## [SOURCE]
# Elk rifle



## GooseBuster3 (Mar 1, 2002)

I am going on elk hunt this fall and am planning on buying a new rifle. I have been thinking of 338 dakota arms custom or a 340 weatherby. Any info would be great.


----------



## Bob Kellam (Apr 8, 2004)

GB3

338 is what I would buy, but that is because I own one. I ended up putting a brake on mine to control it a little better. VERY hard on the ears. The gun is very accurate with some practice.

Bob


----------



## TN.Frank (Nov 12, 2005)

Have you took a look at the .35 Whelen. It's an '06 based ctg. that's suppose to be pretty good on Elk, Moose, ect. Do a google on it. I think Remington still chambers their 700 for it and they did a short run in their 7600 Pump too.
http://www.reloadbench.com/cartridges/35w.html
http://www.reloadammo.com/35whelenload.htm


----------



## Remington 7400 (Dec 14, 2005)

You don't need that much power for elk. 7mm Rem. Mag is PLENTY. Personally I prefer .30-06 with 180 grain handloads, but the longest possiable shot in the area I hunt is only 150 yards. If you're heart set to GO MAGNUM  the 7mm Rem is the way to go, flat, fast, and effective.


----------



## Scooter (Nov 4, 2005)

## [RECORD EXTRACTS]

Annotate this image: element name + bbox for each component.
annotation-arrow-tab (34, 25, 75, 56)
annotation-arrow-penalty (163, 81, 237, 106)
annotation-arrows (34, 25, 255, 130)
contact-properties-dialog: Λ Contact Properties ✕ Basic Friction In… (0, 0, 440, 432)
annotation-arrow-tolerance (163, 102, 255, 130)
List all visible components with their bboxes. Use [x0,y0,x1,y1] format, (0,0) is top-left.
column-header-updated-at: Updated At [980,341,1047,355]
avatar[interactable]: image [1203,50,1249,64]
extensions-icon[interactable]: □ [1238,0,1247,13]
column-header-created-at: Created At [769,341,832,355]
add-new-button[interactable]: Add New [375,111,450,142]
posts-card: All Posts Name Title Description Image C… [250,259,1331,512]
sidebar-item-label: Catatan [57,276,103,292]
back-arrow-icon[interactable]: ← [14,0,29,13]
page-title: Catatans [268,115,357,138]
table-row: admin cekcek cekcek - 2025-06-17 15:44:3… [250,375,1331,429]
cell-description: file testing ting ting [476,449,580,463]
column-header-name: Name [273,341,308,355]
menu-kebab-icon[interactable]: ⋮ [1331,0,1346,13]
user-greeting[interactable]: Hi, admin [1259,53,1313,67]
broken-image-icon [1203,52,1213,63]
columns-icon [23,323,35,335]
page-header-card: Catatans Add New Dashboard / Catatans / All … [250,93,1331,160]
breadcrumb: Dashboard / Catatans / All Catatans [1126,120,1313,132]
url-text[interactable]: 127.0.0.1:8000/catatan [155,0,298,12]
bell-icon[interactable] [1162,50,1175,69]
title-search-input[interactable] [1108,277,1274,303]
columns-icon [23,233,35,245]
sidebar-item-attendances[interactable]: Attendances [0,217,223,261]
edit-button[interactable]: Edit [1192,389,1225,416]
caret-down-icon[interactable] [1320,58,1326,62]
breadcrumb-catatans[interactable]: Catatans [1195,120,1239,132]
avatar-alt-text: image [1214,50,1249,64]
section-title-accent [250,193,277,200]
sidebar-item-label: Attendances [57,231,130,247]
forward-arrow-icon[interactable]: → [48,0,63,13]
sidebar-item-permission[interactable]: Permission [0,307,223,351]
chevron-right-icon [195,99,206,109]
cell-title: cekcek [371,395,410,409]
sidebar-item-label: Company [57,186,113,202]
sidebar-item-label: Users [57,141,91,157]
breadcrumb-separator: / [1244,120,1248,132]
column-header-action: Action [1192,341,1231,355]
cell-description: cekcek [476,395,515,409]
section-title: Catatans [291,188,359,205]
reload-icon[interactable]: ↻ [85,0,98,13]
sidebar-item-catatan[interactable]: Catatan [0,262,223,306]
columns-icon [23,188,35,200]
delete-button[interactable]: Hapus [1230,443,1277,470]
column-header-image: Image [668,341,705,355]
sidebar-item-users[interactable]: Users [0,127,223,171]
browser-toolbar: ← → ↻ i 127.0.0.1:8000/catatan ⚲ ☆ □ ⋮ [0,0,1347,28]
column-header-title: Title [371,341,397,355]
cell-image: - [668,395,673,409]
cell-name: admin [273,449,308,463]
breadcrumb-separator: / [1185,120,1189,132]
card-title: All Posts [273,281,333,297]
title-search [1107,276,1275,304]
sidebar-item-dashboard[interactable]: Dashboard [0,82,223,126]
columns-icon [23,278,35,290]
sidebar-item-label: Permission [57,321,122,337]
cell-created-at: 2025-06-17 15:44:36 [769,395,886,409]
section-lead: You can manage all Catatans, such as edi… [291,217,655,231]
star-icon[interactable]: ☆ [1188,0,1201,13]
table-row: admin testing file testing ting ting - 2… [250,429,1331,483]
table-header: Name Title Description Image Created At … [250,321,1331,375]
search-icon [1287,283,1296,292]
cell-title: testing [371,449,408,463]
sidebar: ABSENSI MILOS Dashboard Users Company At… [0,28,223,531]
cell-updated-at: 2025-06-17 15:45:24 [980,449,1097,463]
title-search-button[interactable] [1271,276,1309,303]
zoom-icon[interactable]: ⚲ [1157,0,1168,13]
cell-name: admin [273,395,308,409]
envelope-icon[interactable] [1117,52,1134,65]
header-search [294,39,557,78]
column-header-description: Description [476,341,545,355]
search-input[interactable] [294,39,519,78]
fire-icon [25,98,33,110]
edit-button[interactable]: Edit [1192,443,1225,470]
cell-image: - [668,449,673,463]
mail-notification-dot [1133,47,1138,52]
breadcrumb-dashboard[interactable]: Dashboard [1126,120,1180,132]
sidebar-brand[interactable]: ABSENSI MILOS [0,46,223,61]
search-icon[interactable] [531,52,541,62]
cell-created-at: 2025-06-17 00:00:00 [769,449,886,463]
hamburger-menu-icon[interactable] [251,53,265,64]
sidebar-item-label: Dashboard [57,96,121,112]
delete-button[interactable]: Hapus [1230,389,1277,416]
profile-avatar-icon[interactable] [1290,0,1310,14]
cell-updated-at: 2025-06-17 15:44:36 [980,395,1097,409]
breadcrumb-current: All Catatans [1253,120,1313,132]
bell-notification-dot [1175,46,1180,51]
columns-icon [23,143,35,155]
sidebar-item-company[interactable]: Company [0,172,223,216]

## [WHAT THIS EXERCISE ASKS]
1: In the elk rifle thread, what did Bob Kellam add to his 338 to control it a little better?
2: Resume the elk rifle forum thread from the point where it stops.
The records were taken from a different source than the elk rifle thread.

## [RESULTS OF THE TASKS]
1: A brake.

2:
Forget the Dakota and the .340 go with the .338 Ultra Mag! I have one and it's the cat's *** let me tell you it shoots very accuratly and the recoil is managable with a little practice. If you go with the .338 Ultra get it in the new Model 700 XCR it's Remingtons best all weather rifle and comes with a R3 recoil pad from Limbsaver. With handloads you get 250gr slugs at 3000fps that will level anything in North America! Barnes now makes a 250gr TSX by the way and that would be a good bullet choice for elk in my opinion.


----------



## mallard (Mar 27, 2002)

The 340 is a good gun as are the 300's,338,etc.Any one shoot the 300 wsm?I really like the sako rifles because of there accuracy.If you want a weatherby rifle,go for the accumark.A well constructed bullet that shoots well out of your gun is also a very important decision to make before a trip of a lifetime.


----------



## GooseBuster3 (Mar 1, 2002)

Well I went out tonight and did some looking and the Browning A Bolt 325 wsm is going to be gun of choice. I did alot of reading and searching and that sounds like caliiber shoots alot flatter then the 338. 
Thanks for info guy!


----------



## Bob Kellam (Apr 8, 2004)

Good Cal. Good Gun.

Here is a link

http://www.browning.com/products/featur ... .asp?ID=77

It has some speed and punch to it.

Bob


----------



## Whelen35 (Mar 9, 2004)

First, why a new gun? Do you not own a gun to shoot elk?? If not, then get one. Severa; guns will drop an elk it you hit it right. Ig me, I would chose a standard chambering. 338 win mag comes to mind. The 340 would be a good choice from a cost piont, but a 338 would work fine. Get what you want, and just hunt!!


----------



## coyote hunter (Dec 21, 2005)

300 win mag is what I use for elk hunting


----------



## dieseldog (Aug 9, 2004)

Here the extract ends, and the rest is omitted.